- _EXERCISE AIM_
Repeat the records below exactly, leaving out any pictures.

- _Data excerpts_
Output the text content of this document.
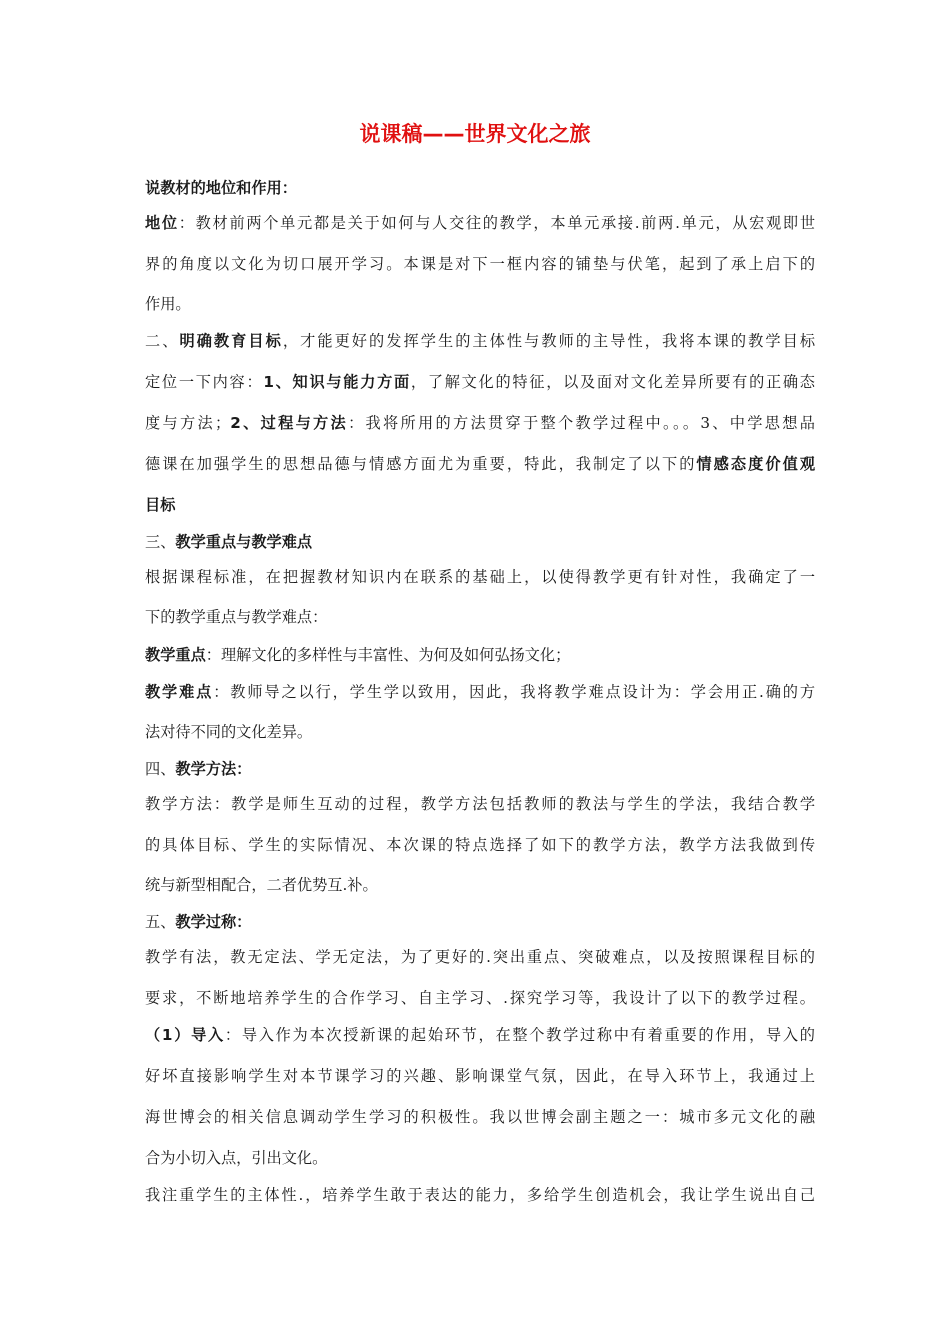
说课稿——世界文化之旅
说教材的地位和作用：
地位：教材前两个单元都是关于如何与人交往的教学，本单元承接.前两.单元，从宏观即世
界的角度以文化为切口展开学习。本课是对下一框内容的铺垫与伏笔，起到了承上启下的
作用。
二、明确教育目标，才能更好的发挥学生的主体性与教师的主导性，我将本课的教学目标
定位一下内容：1、知识与能力方面，了解文化的特征，以及面对文化差异所要有的正确态
度与方法；2、过程与方法：我将所用的方法贯穿于整个教学过程中。。。3、中学思想品
德课在加强学生的思想品德与情感方面尤为重要，特此，我制定了以下的情感态度价值观
目标
三、教学重点与教学难点
根据课程标准，在把握教材知识内在联系的基础上，以使得教学更有针对性，我确定了一
下的教学重点与教学难点：
教学重点：理解文化的多样性与丰富性、为何及如何弘扬文化；
教学难点：教师导之以行，学生学以致用，因此，我将教学难点设计为：学会用正.确的方
法对待不同的文化差异。
四、教学方法：
教学方法：教学是师生互动的过程，教学方法包括教师的教法与学生的学法，我结合教学
的具体目标、学生的实际情况、本次课的特点选择了如下的教学方法，教学方法我做到传
统与新型相配合，二者优势互.补。
五、教学过称：
教学有法，教无定法、学无定法，为了更好的.突出重点、突破难点，以及按照课程目标的
要求，不断地培养学生的合作学习、自主学习、.探究学习等，我设计了以下的教学过程。
（1）导入：导入作为本次授新课的起始环节，在整个教学过称中有着重要的作用，导入的
好坏直接影响学生对本节课学习的兴趣、影响课堂气氛，因此，在导入环节上，我通过上
海世博会的相关信息调动学生学习的积极性。我以世博会副主题之一：城市多元文化的融
合为小切入点，引出文化。
我注重学生的主体性.，培养学生敢于表达的能力，多给学生创造机会，我让学生说出自己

- _SOLVED EXERCISE_
Output the text content of this document.
说课稿——世界文化之旅
说教材的地位和作用：
地位：教材前两个单元都是关于如何与人交往的教学，本单元承接.前两.单元，从宏观即世
界的角度以文化为切口展开学习。本课是对下一框内容的铺垫与伏笔，起到了承上启下的
作用。
二、明确教育目标，才能更好的发挥学生的主体性与教师的主导性，我将本课的教学目标
定位一下内容：1、知识与能力方面，了解文化的特征，以及面对文化差异所要有的正确态
度与方法；2、过程与方法：我将所用的方法贯穿于整个教学过程中。。。3、中学思想品
德课在加强学生的思想品德与情感方面尤为重要，特此，我制定了以下的情感态度价值观
目标
三、教学重点与教学难点
根据课程标准，在把握教材知识内在联系的基础上，以使得教学更有针对性，我确定了一
下的教学重点与教学难点：
教学重点：理解文化的多样性与丰富性、为何及如何弘扬文化；
教学难点：教师导之以行，学生学以致用，因此，我将教学难点设计为：学会用正.确的方
法对待不同的文化差异。
四、教学方法：
教学方法：教学是师生互动的过程，教学方法包括教师的教法与学生的学法，我结合教学
的具体目标、学生的实际情况、本次课的特点选择了如下的教学方法，教学方法我做到传
统与新型相配合，二者优势互.补。
五、教学过称：
教学有法，教无定法、学无定法，为了更好的.突出重点、突破难点，以及按照课程目标的
要求，不断地培养学生的合作学习、自主学习、.探究学习等，我设计了以下的教学过程。
（1）导入：导入作为本次授新课的起始环节，在整个教学过称中有着重要的作用，导入的
好坏直接影响学生对本节课学习的兴趣、影响课堂气氛，因此，在导入环节上，我通过上
海世博会的相关信息调动学生学习的积极性。我以世博会副主题之一：城市多元文化的融
合为小切入点，引出文化。
我注重学生的主体性.，培养学生敢于表达的能力，多给学生创造机会，我让学生说出自己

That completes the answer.